* [Given text]:
———

Personal information
- Full name: Matheus Christiaan van Zyl
- Born: 6 April 1980 (age 46) Grootfontein, Otjozondjupa Region, Namibia
- Batting: Right-handed
- Bowling: Right-arm medium-fast
- Role: Occasional wicket-keeper

International information
- National side: Namibia;

Domestic team information
- 2006/07–2008/09: Namibia

Career statistics
| Competition | First-class | List A |
| Matches | 16 | 24 |
| Runs scored | 326 | 221 |
| Batting average | 20.37 | 22.10 |
| 100s/50s | –/1 | –/– |
| Top score | 50 | 48 |
| Balls bowled | 1,727 | 825 |
| Wickets | 32 | 23 |
| Bowling average | 35.06 | 33.73 |
| 5 wickets in innings | 1 | – |
| 10 wickets in match | – | – |
| Best bowling | 8/34 | 4/17 |
| Catches/stumpings | 11/1 | 9/– |
- Source: CricketArchive, 16 October 2011

= Ian van Zyl =

Namibian cricketer (born 1980)

Matheus Christiaan van Zyl, known as Ian van Zyl (born April 6, 1980 in Grootfontein, Otjozondjupa Region) , is a Namibian cricketer. He made his first-class debut for the Namibian team against Uganda in the 2005 ICC Intercontinental Cup. In the same competition the following year, he took 8-34 against Ireland, albeit in a losing cause. van Zyl also appeared in the 2005 ICC Trophy.

———

* [Brief 1]: According to the Ian van Zyl profile, why is the article headed "Ian van Zyl" when his full name is Matheus Christiaan van Zyl?
* [Brief 2]: Transcribe the portion of the Ian van Zyl profile that begins at the words "Matheus Christiaan van Zyl, known" and ends after the words "2005 ICC Trophy.".
* [Brief 3]: List every field label that appears under "Personal information" in the Ian van Zyl profile.

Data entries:

———

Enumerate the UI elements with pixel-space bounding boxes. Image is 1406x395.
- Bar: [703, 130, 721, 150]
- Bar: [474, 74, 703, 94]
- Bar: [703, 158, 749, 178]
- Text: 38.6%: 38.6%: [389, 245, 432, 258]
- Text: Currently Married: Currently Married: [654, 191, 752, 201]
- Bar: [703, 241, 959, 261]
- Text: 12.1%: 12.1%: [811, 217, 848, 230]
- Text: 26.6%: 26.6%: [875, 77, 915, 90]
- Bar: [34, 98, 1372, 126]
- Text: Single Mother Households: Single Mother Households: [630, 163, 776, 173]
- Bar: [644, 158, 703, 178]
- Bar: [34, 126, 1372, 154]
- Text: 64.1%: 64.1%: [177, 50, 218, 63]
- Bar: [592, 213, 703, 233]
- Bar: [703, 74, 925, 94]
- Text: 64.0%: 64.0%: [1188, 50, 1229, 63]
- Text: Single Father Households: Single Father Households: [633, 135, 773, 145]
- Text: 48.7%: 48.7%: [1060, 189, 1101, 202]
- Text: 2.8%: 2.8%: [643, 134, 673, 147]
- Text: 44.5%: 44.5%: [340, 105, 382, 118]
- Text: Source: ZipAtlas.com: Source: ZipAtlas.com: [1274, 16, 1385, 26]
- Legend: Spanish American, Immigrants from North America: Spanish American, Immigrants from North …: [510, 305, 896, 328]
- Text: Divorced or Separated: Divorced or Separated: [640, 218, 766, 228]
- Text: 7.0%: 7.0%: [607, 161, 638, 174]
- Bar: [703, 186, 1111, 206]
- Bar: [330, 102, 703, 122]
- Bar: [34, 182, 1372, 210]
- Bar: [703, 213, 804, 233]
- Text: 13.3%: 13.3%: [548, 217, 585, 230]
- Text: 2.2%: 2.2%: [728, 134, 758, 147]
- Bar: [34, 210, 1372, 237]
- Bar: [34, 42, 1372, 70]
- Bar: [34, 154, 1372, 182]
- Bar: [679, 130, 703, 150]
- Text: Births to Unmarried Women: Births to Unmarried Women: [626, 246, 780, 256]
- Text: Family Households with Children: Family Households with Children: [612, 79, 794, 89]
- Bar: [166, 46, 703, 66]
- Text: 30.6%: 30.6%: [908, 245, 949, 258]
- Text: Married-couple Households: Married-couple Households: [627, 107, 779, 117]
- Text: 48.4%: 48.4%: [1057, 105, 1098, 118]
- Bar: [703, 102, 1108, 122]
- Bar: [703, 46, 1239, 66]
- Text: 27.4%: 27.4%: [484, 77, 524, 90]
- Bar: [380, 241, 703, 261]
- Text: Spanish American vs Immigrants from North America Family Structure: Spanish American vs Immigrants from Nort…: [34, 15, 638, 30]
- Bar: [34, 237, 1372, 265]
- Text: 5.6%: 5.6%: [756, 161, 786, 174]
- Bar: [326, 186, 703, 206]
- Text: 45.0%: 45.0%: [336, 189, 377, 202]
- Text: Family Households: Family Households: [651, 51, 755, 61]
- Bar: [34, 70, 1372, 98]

———

* [Answer box 1]: The profile states that Matheus Christiaan van Zyl is known as Ian van Zyl. The heading therefore uses the name by which he is known rather than his full name.

* [Answer box 2]:
Matheus Christiaan van Zyl, known as Ian van Zyl (born April 6, 1980 in Grootfontein, Otjozondjupa Region) , is a Namibian cricketer. He made his first-class debut for the Namibian team against Uganda in the 2005 ICC Intercontinental Cup. In the same competition the following year, he took 8-34 against Ireland, albeit in a losing cause. van Zyl also appeared in the 2005 ICC Trophy.

* [Answer box 3]:
Full name
Born
Batting
Bowling
Role